Crime scene [illustrative].
(photo credit: INGIMAGE)
An IDF soldier may face hate crime and assault and battery charges for allegedly kicking an innocent Beduin man who had been restrained by security guards at a Beersheba mall on Sunday, on suspicion that he was a terrorist.
In Beersheba Magistrate’s Court on Wednesday, Detective Moti Kakon described how the soldier, 20-year-old Idan Yonah, was walking past the Negev Mall in Beersheba when he saw a local Beduin man restrained by two security guards outside the mall.
Yonah and a second suspect then ran over and attacked him, Kakon said, with Yonah kicking the restrained man three times. The man did not need medical assistance afterwards, Kakon said.
Negev police said Tuesday night the Beduin man had not tried to enter the mall; he was passing through the parking lot when the security guards asked to see his ID.
The man refused, and a scuffle broke out between him and the guards.
Yonah’s attorney, Elad Ron, said that Yonah “saw two people trying to fight off an Arab man and heard people shouting ‘terrorist’ and came to help.”
Kakon responded that he had seen footage of the incident, saying, “We must not have seen the same video. In the video I saw, he kicked the victim while he was on the ground with two security guards on top of him. I didn’t see a video where they were in need of help or called for help.
“He [Yonah] didn’t come to help, he came to kick,” Kakon added.
Elad stressed that his client is a soldier on active duty with no criminal record who “saw two security guards struggling with another man. There’s no time to think in situations like this.”
Judge Amir Doron disagreed with the attorney, saying it did not appear that the guards were in need of help.
At the end of the hearing, Doron ordered Yonah kept in custody until Friday while police work on the case.
Elad and Lior Cohen – the attorney for the second suspect – said they plan to appeal the remand extension on Thursday.
□ □ □
Task list –
1. In the Beersheba mall report, how many times did Yonah kick the restrained man?
2. Quote the Beersheba mall report from "At the end of" up to and including "extension on Thursday.".
3. Decide whether each statement agrees with the Beersheba mall report, answering yes or no and quoting the words that settle it: (a) The Beduin man had tried to enter the mall. (b) Yonah was ordered kept in custody until Friday. (c) The man needed medical assistance after the attack.
The listing after this point is material separate from the Beersheba mall report.
□ □ □
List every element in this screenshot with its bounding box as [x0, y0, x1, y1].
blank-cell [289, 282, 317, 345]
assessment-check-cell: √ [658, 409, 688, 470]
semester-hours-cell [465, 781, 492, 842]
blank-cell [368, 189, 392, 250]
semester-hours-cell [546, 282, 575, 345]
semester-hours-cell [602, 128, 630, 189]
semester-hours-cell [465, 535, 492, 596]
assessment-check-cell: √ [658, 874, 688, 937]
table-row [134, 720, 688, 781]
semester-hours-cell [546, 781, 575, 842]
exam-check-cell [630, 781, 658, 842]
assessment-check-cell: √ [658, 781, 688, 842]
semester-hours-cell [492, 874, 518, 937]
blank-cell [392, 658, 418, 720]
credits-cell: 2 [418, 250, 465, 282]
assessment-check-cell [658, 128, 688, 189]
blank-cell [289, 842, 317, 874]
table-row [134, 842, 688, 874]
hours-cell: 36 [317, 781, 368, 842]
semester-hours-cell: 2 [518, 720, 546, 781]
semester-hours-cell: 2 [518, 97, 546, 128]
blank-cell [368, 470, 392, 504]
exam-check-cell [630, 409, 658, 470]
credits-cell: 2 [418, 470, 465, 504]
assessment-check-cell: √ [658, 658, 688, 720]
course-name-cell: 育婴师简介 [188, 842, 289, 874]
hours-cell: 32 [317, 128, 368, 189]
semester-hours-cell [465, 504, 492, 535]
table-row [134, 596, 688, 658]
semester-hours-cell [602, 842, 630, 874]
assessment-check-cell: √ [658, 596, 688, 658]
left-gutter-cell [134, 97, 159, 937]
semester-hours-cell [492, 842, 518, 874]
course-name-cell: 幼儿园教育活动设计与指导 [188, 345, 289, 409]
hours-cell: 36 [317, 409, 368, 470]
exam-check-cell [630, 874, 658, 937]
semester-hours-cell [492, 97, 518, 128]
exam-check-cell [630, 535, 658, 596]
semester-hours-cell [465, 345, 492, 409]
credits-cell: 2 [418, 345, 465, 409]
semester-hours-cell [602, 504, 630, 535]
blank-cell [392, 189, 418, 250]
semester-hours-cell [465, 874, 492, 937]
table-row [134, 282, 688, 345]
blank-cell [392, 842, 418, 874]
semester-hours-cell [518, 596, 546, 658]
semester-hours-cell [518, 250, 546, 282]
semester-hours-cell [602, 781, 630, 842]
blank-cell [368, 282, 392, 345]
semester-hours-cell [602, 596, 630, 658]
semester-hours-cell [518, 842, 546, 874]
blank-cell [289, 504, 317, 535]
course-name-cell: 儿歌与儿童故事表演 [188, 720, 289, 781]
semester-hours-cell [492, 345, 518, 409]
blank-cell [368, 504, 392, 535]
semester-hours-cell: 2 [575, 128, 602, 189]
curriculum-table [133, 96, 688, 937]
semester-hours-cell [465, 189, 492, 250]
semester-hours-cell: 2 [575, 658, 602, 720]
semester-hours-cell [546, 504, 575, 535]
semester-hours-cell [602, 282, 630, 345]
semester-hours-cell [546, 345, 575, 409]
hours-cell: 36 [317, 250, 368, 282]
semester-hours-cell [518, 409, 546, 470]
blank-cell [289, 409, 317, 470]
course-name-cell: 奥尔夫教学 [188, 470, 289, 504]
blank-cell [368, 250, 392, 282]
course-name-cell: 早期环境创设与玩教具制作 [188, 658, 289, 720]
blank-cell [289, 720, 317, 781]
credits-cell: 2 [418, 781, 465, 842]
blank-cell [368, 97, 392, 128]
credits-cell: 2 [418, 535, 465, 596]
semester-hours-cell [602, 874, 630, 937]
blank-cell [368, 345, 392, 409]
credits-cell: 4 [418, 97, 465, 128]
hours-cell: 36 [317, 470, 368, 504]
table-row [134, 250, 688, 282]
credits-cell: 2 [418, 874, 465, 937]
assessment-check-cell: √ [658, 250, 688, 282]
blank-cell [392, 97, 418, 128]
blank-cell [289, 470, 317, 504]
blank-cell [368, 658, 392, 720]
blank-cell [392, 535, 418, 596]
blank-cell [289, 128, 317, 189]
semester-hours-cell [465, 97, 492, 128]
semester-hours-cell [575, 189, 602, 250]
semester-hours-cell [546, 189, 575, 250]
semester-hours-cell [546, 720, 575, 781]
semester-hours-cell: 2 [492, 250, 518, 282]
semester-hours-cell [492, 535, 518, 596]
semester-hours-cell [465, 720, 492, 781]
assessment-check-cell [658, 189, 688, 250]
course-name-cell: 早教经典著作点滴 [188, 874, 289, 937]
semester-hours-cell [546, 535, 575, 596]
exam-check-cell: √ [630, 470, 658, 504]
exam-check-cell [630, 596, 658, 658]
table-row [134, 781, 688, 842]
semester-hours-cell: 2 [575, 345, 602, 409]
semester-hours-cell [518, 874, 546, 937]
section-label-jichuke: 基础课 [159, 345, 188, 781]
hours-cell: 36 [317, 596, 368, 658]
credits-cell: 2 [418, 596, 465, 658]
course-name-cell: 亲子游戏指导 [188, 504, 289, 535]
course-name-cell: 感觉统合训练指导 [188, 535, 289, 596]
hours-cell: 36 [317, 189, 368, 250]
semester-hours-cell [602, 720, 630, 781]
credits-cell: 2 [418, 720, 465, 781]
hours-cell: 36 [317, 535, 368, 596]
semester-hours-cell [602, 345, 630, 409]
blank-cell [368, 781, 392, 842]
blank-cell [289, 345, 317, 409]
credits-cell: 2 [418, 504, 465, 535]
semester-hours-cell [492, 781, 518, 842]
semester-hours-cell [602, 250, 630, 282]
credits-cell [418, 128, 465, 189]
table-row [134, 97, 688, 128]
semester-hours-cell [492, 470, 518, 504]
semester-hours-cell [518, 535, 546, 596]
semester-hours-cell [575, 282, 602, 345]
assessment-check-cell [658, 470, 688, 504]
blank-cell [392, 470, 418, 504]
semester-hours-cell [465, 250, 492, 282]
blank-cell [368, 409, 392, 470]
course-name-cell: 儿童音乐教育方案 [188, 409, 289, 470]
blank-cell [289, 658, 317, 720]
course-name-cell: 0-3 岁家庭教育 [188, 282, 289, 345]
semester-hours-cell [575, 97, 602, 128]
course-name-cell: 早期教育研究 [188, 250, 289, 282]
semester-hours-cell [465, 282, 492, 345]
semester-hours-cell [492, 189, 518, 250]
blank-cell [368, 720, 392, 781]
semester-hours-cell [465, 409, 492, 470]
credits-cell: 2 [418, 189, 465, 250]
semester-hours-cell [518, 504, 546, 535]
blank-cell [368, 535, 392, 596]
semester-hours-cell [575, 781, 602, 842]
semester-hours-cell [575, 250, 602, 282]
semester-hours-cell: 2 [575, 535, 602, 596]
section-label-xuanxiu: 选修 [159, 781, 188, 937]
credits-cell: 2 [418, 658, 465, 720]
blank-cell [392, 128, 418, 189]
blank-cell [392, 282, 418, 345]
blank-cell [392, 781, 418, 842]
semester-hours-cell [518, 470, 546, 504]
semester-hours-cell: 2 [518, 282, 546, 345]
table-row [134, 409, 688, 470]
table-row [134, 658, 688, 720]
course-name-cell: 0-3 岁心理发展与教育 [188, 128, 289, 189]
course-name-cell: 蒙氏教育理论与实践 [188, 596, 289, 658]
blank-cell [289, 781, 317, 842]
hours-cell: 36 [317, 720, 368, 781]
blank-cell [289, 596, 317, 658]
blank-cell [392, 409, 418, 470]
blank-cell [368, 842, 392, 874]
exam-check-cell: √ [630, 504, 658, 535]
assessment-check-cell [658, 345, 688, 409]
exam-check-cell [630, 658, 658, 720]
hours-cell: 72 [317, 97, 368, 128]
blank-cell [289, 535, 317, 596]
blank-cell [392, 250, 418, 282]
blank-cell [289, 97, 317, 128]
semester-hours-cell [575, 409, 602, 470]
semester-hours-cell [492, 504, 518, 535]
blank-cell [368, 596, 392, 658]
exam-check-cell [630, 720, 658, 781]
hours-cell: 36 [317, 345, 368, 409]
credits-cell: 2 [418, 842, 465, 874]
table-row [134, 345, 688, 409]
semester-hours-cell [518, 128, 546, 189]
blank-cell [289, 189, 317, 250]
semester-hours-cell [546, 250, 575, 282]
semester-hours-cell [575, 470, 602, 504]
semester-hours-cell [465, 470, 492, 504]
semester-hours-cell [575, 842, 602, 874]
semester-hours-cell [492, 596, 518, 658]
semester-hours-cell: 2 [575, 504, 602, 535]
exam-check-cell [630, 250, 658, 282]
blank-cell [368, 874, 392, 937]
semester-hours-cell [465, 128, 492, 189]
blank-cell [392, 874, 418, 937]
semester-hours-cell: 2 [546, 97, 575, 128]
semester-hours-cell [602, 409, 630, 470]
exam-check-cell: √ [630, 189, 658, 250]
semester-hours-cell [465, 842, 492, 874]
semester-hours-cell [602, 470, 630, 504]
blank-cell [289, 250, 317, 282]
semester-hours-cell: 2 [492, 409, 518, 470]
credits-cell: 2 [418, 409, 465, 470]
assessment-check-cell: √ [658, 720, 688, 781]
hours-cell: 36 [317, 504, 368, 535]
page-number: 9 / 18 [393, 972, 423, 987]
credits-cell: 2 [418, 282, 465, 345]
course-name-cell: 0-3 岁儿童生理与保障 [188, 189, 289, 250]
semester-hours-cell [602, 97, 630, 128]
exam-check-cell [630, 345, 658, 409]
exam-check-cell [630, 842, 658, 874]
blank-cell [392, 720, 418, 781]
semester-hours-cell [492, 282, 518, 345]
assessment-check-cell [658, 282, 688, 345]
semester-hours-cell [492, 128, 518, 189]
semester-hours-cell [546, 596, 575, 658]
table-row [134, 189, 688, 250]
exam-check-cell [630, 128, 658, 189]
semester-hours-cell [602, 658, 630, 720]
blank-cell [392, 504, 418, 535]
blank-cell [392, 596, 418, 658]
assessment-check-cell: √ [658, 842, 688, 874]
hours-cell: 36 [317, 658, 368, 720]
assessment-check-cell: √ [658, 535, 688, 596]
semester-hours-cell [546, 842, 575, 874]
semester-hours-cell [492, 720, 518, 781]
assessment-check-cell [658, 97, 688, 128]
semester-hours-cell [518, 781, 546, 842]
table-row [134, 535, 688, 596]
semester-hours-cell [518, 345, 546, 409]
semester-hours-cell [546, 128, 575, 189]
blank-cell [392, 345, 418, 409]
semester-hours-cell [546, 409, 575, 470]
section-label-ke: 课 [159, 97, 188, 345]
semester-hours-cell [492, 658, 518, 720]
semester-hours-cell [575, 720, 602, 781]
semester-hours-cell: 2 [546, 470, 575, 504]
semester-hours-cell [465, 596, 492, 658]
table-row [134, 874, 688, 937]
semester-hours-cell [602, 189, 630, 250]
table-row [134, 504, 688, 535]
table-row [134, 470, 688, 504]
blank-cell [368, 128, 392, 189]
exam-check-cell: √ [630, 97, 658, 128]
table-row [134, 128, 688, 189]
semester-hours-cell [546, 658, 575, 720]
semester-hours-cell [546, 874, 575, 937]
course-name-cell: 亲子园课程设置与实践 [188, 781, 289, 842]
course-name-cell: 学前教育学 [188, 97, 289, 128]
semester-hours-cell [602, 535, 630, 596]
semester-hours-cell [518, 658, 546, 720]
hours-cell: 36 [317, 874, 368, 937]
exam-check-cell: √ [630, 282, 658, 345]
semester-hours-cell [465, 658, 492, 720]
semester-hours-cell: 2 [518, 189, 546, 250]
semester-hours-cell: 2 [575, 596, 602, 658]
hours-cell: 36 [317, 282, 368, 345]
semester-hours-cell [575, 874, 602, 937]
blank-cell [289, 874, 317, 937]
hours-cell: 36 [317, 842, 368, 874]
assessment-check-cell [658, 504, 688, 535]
□ □ □
Responses to the exercise –
1. Three times.

2.
At the end of the hearing, Doron ordered Yonah kept in custody until Friday while police work on the case.
Elad and Lior Cohen – the attorney for the second suspect – said they plan to appeal the remand extension on Thursday.

3.
(a) No: "the Beduin man had not tried to enter the mall"
(b) Yes: "Doron ordered Yonah kept in custody until Friday"
(c) No: "The man did not need medical assistance afterwards"